EXERCISE DIRECTIONS — Omit all images. Transcribe the rest of the material below exactly.

[Lines of data]

::::

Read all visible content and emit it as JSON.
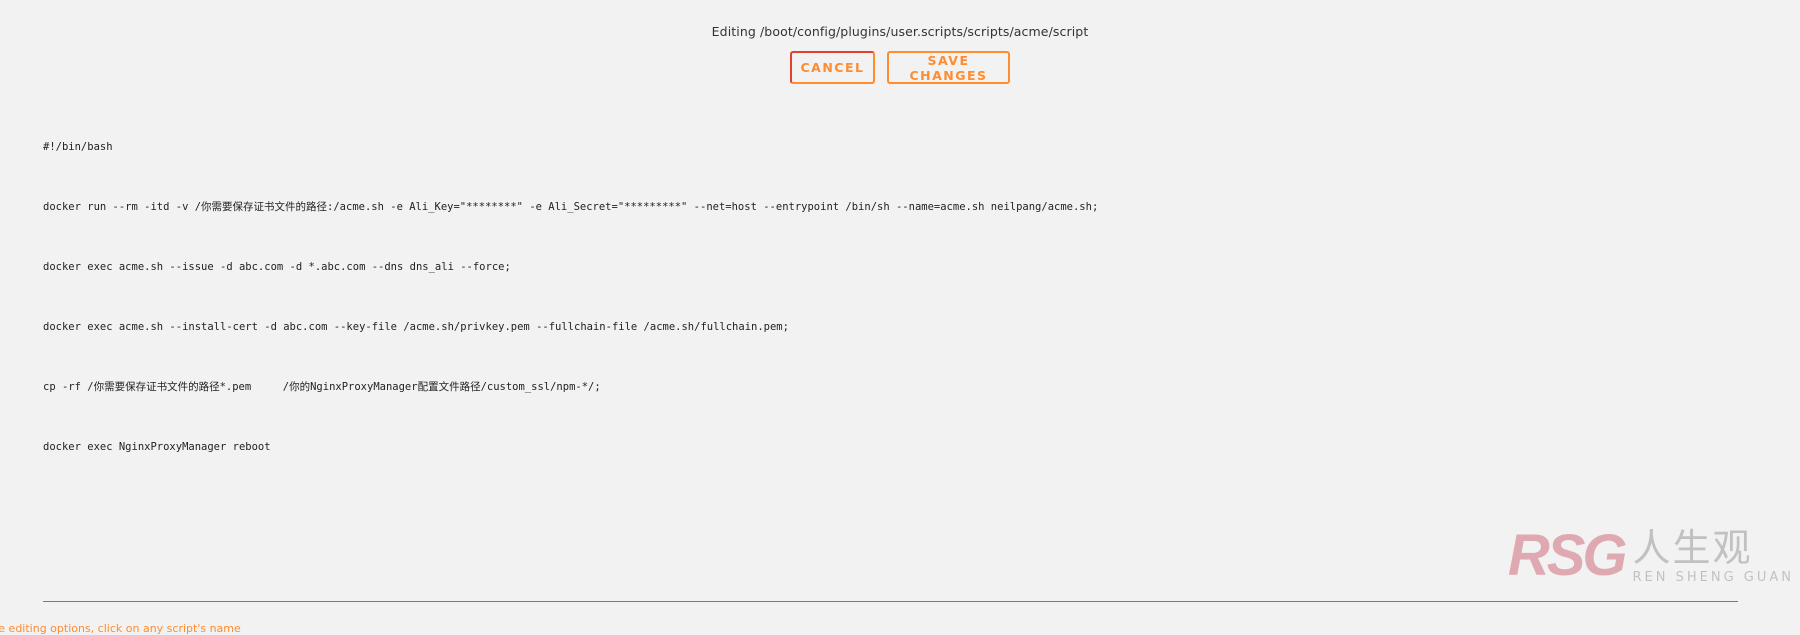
{
  "header": {
    "title": "Editing /boot/config/plugins/user.scripts/scripts/acme/script"
  },
  "toolbar": {
    "cancel_label": "CANCEL",
    "save_label": "SAVE CHANGES"
  },
  "editor": {
    "lines": [
      "#!/bin/bash",
      "docker run --rm -itd -v /你需要保存证书文件的路径:/acme.sh -e Ali_Key=\"********\" -e Ali_Secret=\"*********\" --net=host --entrypoint /bin/sh --name=acme.sh neilpang/acme.sh;",
      "docker exec acme.sh --issue -d abc.com -d *.abc.com --dns dns_ali --force;",
      "docker exec acme.sh --install-cert -d abc.com --key-file /acme.sh/privkey.pem --fullchain-file /acme.sh/fullchain.pem;",
      "cp -rf /你需要保存证书文件的路径*.pem     /你的NginxProxyManager配置文件路径/custom_ssl/npm-*/;",
      "docker exec NginxProxyManager reboot"
    ]
  },
  "footer": {
    "hint": "re editing options, click on any script's name"
  },
  "watermark": {
    "logo_text": "RSG",
    "cn_text": "人生观",
    "en_text": "REN SHENG GUAN"
  },
  "colors": {
    "accent": "#ff8c2f",
    "divider": "#e0503c",
    "background": "#f2f2f2"
  }
}
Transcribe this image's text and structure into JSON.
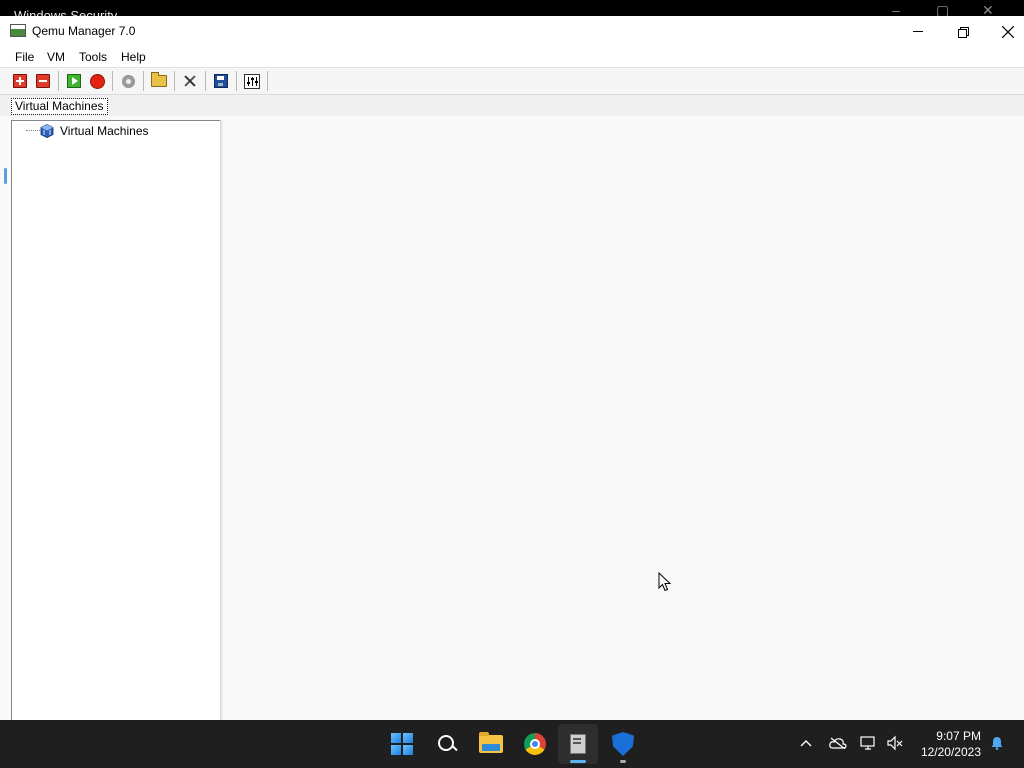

::::

RESULT FOR THIS EXERCISE —
Read all visible content and emit it as JSON.
{
  "header": {
    "title": "Editing /boot/config/plugins/user.scripts/scripts/acme/script"
  },
  "toolbar": {
    "cancel_label": "CANCEL",
    "save_label": "SAVE CHANGES"
  },
  "editor": {
    "lines": [
      "#!/bin/bash",
      "docker run --rm -itd -v /你需要保存证书文件的路径:/acme.sh -e Ali_Key=\"********\" -e Ali_Secret=\"*********\" --net=host --entrypoint /bin/sh --name=acme.sh neilpang/acme.sh;",
      "docker exec acme.sh --issue -d abc.com -d *.abc.com --dns dns_ali --force;",
      "docker exec acme.sh --install-cert -d abc.com --key-file /acme.sh/privkey.pem --fullchain-file /acme.sh/fullchain.pem;",
      "cp -rf /你需要保存证书文件的路径*.pem     /你的NginxProxyManager配置文件路径/custom_ssl/npm-*/;",
      "docker exec NginxProxyManager reboot"
    ]
  },
  "footer": {
    "hint": "re editing options, click on any script's name"
  },
  "watermark": {
    "logo_text": "RSG",
    "cn_text": "人生观",
    "en_text": "REN SHENG GUAN"
  },
  "colors": {
    "accent": "#ff8c2f",
    "divider": "#e0503c",
    "background": "#f2f2f2"
  }
}
Transcribe this image's text and structure into JSON.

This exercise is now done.